(Dataset excerpt)
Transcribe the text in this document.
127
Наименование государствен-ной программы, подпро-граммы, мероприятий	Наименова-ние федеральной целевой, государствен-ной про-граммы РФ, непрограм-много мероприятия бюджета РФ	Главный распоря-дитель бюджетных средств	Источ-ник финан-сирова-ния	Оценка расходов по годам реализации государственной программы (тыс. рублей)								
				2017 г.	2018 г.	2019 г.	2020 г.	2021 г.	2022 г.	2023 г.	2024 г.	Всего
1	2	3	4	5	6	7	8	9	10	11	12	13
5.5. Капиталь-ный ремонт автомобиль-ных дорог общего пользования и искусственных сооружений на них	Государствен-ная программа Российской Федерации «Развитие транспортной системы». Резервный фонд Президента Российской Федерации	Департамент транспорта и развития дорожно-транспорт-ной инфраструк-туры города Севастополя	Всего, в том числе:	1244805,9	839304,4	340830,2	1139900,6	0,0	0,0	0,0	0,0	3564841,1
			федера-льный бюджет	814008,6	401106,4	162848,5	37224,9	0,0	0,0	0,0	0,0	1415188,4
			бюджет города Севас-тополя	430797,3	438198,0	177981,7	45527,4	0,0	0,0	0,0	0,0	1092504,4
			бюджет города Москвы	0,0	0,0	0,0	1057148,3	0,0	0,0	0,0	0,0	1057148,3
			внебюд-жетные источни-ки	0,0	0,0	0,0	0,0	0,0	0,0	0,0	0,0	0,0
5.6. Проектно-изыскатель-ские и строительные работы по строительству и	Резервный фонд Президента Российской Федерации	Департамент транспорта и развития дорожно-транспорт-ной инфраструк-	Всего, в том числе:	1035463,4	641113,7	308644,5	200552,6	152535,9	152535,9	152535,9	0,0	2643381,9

◆ Exercise brief
Report all lines of the material that contain the word "города".

◆ Final result
5.5. Капиталь-ный ремонт автомобиль-ных дорог общего пользования и искусственных сооружений на них	Государствен-ная программа Российской Федерации «Развитие транспортной системы». Резервный фонд Президента Российской Федерации	Департамент транспорта и развития дорожно-транспорт-ной инфраструк-туры города Севастополя	Всего, в том числе:	1244805,9	839304,4	340830,2	1139900,6	0,0	0,0	0,0	0,0	3564841,1
			бюджет города Севас-тополя	430797,3	438198,0	177981,7	45527,4	0,0	0,0	0,0	0,0	1092504,4
			бюджет города Москвы	0,0	0,0	0,0	1057148,3	0,0	0,0	0,0	0,0	1057148,3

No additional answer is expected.